- [Do this]
Omit all pictures. Copy the rest of the material exactly.

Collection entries
»»

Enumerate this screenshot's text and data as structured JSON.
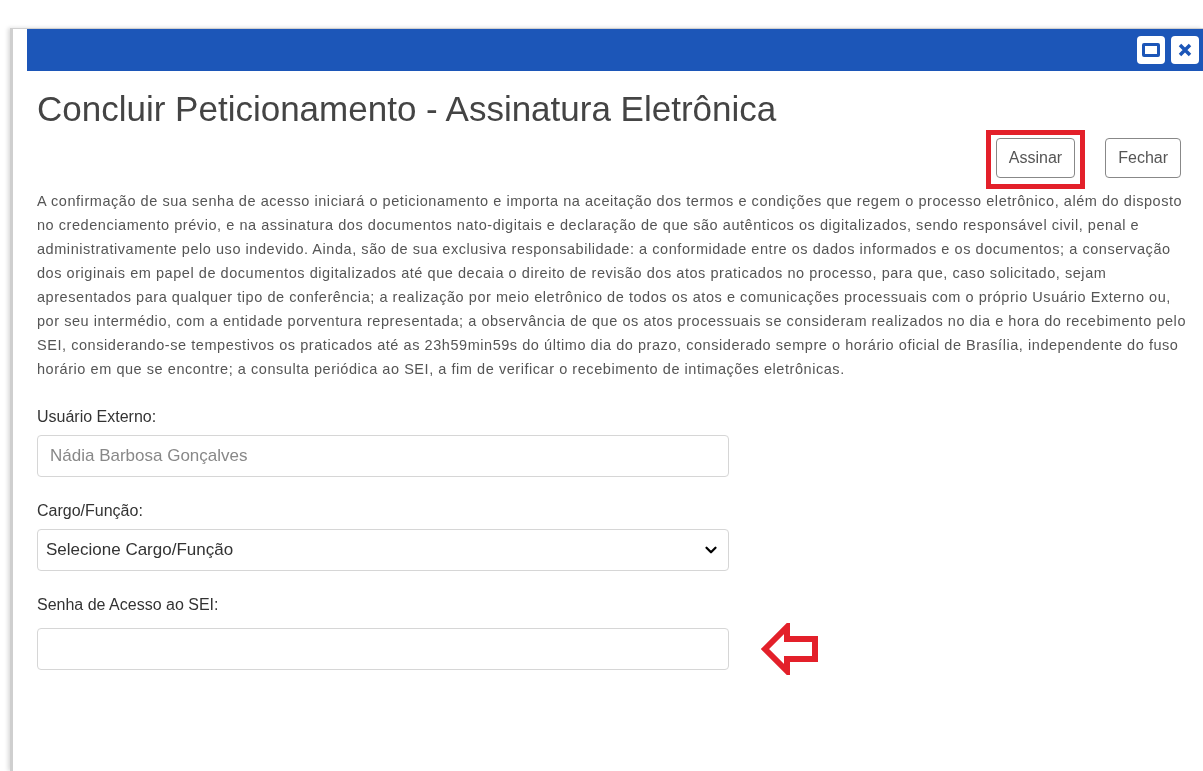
{
  "window": {
    "title": "Concluir Peticionamento - Assinatura Eletrônica"
  },
  "buttons": [
    {
      "label": "Assinar",
      "highlighted": true
    },
    {
      "label": "Fechar",
      "highlighted": false
    }
  ],
  "notice": "A confirmação de sua senha de acesso iniciará o peticionamento e importa na aceitação dos termos e condições que regem o processo eletrônico, além do disposto no credenciamento prévio, e na assinatura dos documentos nato-digitais e declaração de que são autênticos os digitalizados, sendo responsável civil, penal e administrativamente pelo uso indevido. Ainda, são de sua exclusiva responsabilidade: a conformidade entre os dados informados e os documentos; a conservação dos originais em papel de documentos digitalizados até que decaia o direito de revisão dos atos praticados no processo, para que, caso solicitado, sejam apresentados para qualquer tipo de conferência; a realização por meio eletrônico de todos os atos e comunicações processuais com o próprio Usuário Externo ou, por seu intermédio, com a entidade porventura representada; a observância de que os atos processuais se consideram realizados no dia e hora do recebimento pelo SEI, considerando-se tempestivos os praticados até as 23h59min59s do último dia do prazo, considerado sempre o horário oficial de Brasília, independente do fuso horário em que se encontre; a consulta periódica ao SEI, a fim de verificar o recebimento de intimações eletrônicas.",
  "fields": [
    {
      "kind": "text",
      "label": "Usuário Externo:",
      "value": "Nádia Barbosa Gonçalves",
      "disabled": true,
      "pointed": false
    },
    {
      "kind": "select",
      "label": "Cargo/Função:",
      "value": "Selecione Cargo/Função",
      "disabled": false,
      "pointed": false
    },
    {
      "kind": "password",
      "label": "Senha de Acesso ao SEI:",
      "disabled": false,
      "pointed": true
    }
  ]
}
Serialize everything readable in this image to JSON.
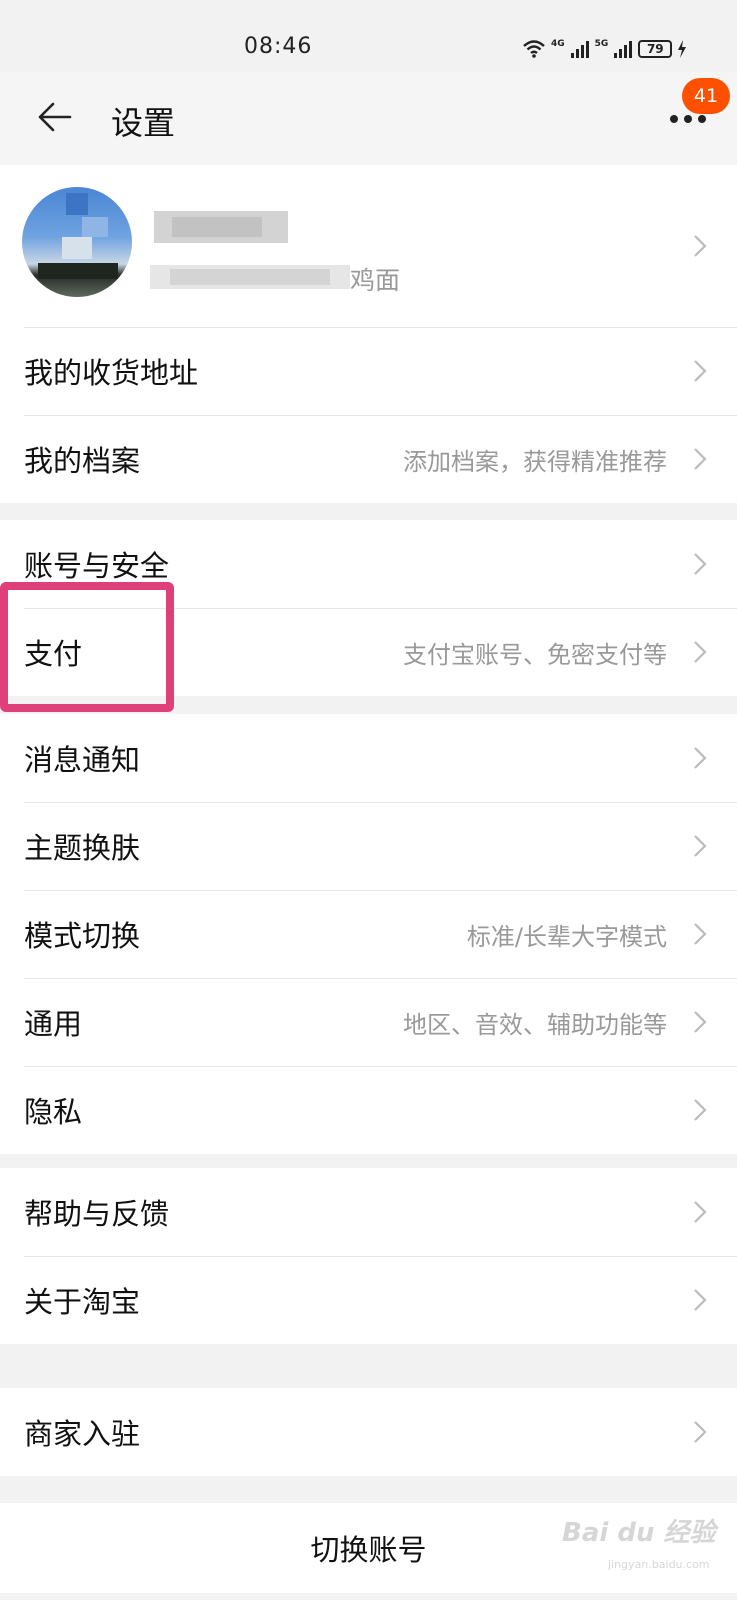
{
  "status_bar": {
    "time": "08:46",
    "net_1": "4G",
    "net_2": "5G",
    "battery": "79",
    "icons": [
      "wifi-icon",
      "signal-icon",
      "signal-icon",
      "battery-icon",
      "charging-icon"
    ]
  },
  "header": {
    "title": "设置",
    "badge_count": "41",
    "accent_color": "#ff5000"
  },
  "profile": {
    "suffix_text": "鸡面"
  },
  "groups": [
    {
      "rows": [
        {
          "label": "我的收货地址",
          "value": ""
        },
        {
          "label": "我的档案",
          "value": "添加档案，获得精准推荐"
        }
      ]
    },
    {
      "rows": [
        {
          "label": "账号与安全",
          "value": ""
        },
        {
          "label": "支付",
          "value": "支付宝账号、免密支付等"
        }
      ]
    },
    {
      "rows": [
        {
          "label": "消息通知",
          "value": ""
        },
        {
          "label": "主题换肤",
          "value": ""
        },
        {
          "label": "模式切换",
          "value": "标准/长辈大字模式"
        },
        {
          "label": "通用",
          "value": "地区、音效、辅助功能等"
        },
        {
          "label": "隐私",
          "value": ""
        }
      ]
    },
    {
      "rows": [
        {
          "label": "帮助与反馈",
          "value": ""
        },
        {
          "label": "关于淘宝",
          "value": ""
        }
      ]
    },
    {
      "rows": [
        {
          "label": "商家入驻",
          "value": ""
        }
      ]
    }
  ],
  "switch_account": "切换账号",
  "highlight_color": "#e0407a",
  "watermark": {
    "text": "Bai du 经验",
    "sub": "jingyan.baidu.com"
  }
}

««

- [Answer to the exercise]
Enumerate this screenshot's text and data as structured JSON.
{
  "window": {
    "title": "Concluir Peticionamento - Assinatura Eletrônica"
  },
  "buttons": [
    {
      "label": "Assinar",
      "highlighted": true
    },
    {
      "label": "Fechar",
      "highlighted": false
    }
  ],
  "notice": "A confirmação de sua senha de acesso iniciará o peticionamento e importa na aceitação dos termos e condições que regem o processo eletrônico, além do disposto no credenciamento prévio, e na assinatura dos documentos nato-digitais e declaração de que são autênticos os digitalizados, sendo responsável civil, penal e administrativamente pelo uso indevido. Ainda, são de sua exclusiva responsabilidade: a conformidade entre os dados informados e os documentos; a conservação dos originais em papel de documentos digitalizados até que decaia o direito de revisão dos atos praticados no processo, para que, caso solicitado, sejam apresentados para qualquer tipo de conferência; a realização por meio eletrônico de todos os atos e comunicações processuais com o próprio Usuário Externo ou, por seu intermédio, com a entidade porventura representada; a observância de que os atos processuais se consideram realizados no dia e hora do recebimento pelo SEI, considerando-se tempestivos os praticados até as 23h59min59s do último dia do prazo, considerado sempre o horário oficial de Brasília, independente do fuso horário em que se encontre; a consulta periódica ao SEI, a fim de verificar o recebimento de intimações eletrônicas.",
  "fields": [
    {
      "kind": "text",
      "label": "Usuário Externo:",
      "value": "Nádia Barbosa Gonçalves",
      "disabled": true,
      "pointed": false
    },
    {
      "kind": "select",
      "label": "Cargo/Função:",
      "value": "Selecione Cargo/Função",
      "disabled": false,
      "pointed": false
    },
    {
      "kind": "password",
      "label": "Senha de Acesso ao SEI:",
      "disabled": false,
      "pointed": true
    }
  ]
}
Serialize everything readable in this image to JSON.
{
  "status_bar": {
    "time": "08:46",
    "net_1": "4G",
    "net_2": "5G",
    "battery": "79",
    "icons": [
      "wifi-icon",
      "signal-icon",
      "signal-icon",
      "battery-icon",
      "charging-icon"
    ]
  },
  "header": {
    "title": "设置",
    "badge_count": "41",
    "accent_color": "#ff5000"
  },
  "profile": {
    "suffix_text": "鸡面"
  },
  "groups": [
    {
      "rows": [
        {
          "label": "我的收货地址",
          "value": ""
        },
        {
          "label": "我的档案",
          "value": "添加档案，获得精准推荐"
        }
      ]
    },
    {
      "rows": [
        {
          "label": "账号与安全",
          "value": ""
        },
        {
          "label": "支付",
          "value": "支付宝账号、免密支付等"
        }
      ]
    },
    {
      "rows": [
        {
          "label": "消息通知",
          "value": ""
        },
        {
          "label": "主题换肤",
          "value": ""
        },
        {
          "label": "模式切换",
          "value": "标准/长辈大字模式"
        },
        {
          "label": "通用",
          "value": "地区、音效、辅助功能等"
        },
        {
          "label": "隐私",
          "value": ""
        }
      ]
    },
    {
      "rows": [
        {
          "label": "帮助与反馈",
          "value": ""
        },
        {
          "label": "关于淘宝",
          "value": ""
        }
      ]
    },
    {
      "rows": [
        {
          "label": "商家入驻",
          "value": ""
        }
      ]
    }
  ],
  "switch_account": "切换账号",
  "highlight_color": "#e0407a",
  "watermark": {
    "text": "Bai du 经验",
    "sub": "jingyan.baidu.com"
  }
}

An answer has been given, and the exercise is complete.